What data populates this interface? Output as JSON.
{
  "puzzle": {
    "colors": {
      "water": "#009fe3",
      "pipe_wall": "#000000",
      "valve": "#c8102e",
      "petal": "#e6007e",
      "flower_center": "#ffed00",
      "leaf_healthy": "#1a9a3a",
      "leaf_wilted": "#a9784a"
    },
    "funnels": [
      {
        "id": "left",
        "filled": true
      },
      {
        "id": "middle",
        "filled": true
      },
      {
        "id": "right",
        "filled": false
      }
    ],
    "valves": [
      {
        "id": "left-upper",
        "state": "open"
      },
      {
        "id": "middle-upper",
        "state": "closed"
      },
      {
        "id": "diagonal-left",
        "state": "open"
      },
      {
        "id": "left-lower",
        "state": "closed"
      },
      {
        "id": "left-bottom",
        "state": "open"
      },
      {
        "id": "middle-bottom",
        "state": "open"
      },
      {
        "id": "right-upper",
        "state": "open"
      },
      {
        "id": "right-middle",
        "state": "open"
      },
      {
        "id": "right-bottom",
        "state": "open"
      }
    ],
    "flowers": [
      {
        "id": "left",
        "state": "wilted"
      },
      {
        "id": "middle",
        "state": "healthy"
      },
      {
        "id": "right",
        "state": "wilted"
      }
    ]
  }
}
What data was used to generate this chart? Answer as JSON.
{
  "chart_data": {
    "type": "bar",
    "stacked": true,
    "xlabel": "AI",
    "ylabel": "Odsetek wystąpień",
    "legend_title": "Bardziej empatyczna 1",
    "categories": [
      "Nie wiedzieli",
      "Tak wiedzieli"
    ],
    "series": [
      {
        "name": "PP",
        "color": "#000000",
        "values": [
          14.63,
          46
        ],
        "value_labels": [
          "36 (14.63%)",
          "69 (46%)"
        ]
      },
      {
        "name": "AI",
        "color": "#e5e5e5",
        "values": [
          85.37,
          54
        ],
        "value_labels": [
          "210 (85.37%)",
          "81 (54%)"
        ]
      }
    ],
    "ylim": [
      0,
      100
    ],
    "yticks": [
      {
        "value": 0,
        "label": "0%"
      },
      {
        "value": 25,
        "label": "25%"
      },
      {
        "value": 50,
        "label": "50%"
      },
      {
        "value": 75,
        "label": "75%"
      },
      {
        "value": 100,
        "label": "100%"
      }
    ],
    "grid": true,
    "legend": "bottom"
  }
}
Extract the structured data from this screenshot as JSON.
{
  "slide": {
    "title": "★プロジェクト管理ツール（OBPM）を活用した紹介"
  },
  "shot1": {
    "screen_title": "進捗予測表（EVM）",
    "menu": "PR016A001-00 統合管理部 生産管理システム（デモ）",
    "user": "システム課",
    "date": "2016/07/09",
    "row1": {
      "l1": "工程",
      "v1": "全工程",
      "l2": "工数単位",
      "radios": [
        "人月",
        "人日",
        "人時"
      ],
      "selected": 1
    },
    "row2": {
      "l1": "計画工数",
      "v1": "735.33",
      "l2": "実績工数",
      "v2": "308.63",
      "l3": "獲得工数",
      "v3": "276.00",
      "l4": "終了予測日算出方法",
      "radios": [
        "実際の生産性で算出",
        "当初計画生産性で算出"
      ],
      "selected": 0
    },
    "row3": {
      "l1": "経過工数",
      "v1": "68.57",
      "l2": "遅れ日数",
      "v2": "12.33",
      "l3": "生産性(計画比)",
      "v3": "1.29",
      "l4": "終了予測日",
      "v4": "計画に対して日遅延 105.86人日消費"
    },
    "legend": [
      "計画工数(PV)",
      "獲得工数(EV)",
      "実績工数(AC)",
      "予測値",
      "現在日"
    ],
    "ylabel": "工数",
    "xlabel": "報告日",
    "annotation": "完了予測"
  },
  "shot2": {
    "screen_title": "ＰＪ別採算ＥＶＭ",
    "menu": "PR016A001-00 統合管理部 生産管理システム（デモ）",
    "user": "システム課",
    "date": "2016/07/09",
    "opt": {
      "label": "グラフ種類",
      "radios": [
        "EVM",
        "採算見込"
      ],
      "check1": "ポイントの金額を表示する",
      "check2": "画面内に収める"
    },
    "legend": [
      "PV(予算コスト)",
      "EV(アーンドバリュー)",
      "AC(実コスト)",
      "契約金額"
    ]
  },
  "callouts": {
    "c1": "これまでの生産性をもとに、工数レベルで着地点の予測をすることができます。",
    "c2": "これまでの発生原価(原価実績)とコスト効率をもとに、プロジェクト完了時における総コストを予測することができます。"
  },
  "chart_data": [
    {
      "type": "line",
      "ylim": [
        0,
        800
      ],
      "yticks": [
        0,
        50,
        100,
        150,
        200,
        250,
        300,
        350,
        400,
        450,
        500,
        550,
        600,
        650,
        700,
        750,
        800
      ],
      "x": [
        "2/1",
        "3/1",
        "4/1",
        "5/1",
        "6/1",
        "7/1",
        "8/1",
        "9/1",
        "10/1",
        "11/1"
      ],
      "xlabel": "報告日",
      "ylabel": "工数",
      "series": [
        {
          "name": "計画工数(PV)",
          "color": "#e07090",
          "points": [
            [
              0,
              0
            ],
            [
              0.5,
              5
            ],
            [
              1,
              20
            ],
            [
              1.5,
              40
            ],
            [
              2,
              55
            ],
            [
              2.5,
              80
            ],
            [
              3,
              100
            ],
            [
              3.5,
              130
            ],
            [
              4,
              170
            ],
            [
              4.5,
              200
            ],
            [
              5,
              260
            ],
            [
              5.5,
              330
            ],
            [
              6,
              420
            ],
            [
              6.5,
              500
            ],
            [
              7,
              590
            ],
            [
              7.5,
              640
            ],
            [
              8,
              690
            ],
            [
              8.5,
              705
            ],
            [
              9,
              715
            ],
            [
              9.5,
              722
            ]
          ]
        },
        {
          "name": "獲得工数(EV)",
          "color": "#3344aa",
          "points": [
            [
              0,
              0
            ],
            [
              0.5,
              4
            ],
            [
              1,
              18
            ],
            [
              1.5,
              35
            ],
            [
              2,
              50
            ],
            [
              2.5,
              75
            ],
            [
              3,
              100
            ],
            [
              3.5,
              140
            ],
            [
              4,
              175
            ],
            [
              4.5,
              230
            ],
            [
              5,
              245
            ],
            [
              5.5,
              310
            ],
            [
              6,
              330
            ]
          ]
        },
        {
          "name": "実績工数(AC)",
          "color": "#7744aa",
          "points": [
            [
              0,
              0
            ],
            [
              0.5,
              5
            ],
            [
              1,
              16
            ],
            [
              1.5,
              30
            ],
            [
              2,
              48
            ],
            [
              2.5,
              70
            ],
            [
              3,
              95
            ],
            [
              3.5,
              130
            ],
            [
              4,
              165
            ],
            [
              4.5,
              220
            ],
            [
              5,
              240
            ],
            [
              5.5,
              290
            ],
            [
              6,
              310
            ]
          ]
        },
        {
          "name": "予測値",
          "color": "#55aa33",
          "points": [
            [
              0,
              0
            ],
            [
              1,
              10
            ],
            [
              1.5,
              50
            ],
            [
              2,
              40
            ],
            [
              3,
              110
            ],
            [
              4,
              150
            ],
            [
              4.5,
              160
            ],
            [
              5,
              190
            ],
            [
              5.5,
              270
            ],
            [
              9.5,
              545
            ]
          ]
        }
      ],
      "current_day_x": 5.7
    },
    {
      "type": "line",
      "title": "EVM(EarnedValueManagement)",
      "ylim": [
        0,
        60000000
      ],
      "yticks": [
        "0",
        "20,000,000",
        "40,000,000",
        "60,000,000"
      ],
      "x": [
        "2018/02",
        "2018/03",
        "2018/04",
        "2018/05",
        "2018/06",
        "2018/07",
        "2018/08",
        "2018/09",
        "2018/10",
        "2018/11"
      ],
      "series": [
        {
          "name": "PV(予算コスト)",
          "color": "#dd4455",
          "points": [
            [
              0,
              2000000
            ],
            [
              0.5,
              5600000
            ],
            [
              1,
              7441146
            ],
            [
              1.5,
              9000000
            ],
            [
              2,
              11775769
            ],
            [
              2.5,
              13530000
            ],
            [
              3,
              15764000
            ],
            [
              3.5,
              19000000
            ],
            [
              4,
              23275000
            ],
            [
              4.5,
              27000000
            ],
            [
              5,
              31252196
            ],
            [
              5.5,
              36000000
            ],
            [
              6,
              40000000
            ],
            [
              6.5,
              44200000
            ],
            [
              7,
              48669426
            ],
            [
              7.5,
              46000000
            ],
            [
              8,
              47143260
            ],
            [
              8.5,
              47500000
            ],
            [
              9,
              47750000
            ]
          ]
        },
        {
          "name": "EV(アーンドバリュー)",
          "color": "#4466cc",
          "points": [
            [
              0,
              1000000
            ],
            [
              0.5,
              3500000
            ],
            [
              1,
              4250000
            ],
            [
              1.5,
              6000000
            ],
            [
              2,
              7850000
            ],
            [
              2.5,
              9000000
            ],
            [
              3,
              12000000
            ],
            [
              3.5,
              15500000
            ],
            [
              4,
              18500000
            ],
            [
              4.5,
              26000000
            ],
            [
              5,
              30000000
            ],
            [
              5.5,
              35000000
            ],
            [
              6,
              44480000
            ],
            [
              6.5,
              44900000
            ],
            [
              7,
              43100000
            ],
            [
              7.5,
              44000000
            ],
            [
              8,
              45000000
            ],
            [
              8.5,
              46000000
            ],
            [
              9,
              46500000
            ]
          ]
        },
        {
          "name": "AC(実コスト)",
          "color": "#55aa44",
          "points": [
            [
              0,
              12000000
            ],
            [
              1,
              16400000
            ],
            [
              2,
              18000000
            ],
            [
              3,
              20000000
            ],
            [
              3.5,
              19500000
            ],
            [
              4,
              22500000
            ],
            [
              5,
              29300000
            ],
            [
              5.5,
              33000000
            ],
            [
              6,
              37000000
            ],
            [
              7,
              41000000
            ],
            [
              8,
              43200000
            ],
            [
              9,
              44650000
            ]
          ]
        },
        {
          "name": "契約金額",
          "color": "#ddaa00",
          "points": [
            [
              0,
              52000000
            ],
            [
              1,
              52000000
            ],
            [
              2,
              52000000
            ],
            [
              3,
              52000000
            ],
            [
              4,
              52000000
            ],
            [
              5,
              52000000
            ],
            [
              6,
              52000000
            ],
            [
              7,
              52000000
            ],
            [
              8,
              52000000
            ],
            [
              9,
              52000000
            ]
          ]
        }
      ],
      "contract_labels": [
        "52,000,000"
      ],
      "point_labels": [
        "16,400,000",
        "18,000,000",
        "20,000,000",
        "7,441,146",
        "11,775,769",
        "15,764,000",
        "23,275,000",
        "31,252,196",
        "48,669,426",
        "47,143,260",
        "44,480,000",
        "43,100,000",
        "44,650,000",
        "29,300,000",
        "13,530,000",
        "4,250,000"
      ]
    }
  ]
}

-------------------------

From the data above, copy each line that holds "this".

_SOLUTION_:
What data populates this interface? Output as JSON.
What data was used to generate this chart? Answer as JSON.
Extract the structured data from this screenshot as JSON.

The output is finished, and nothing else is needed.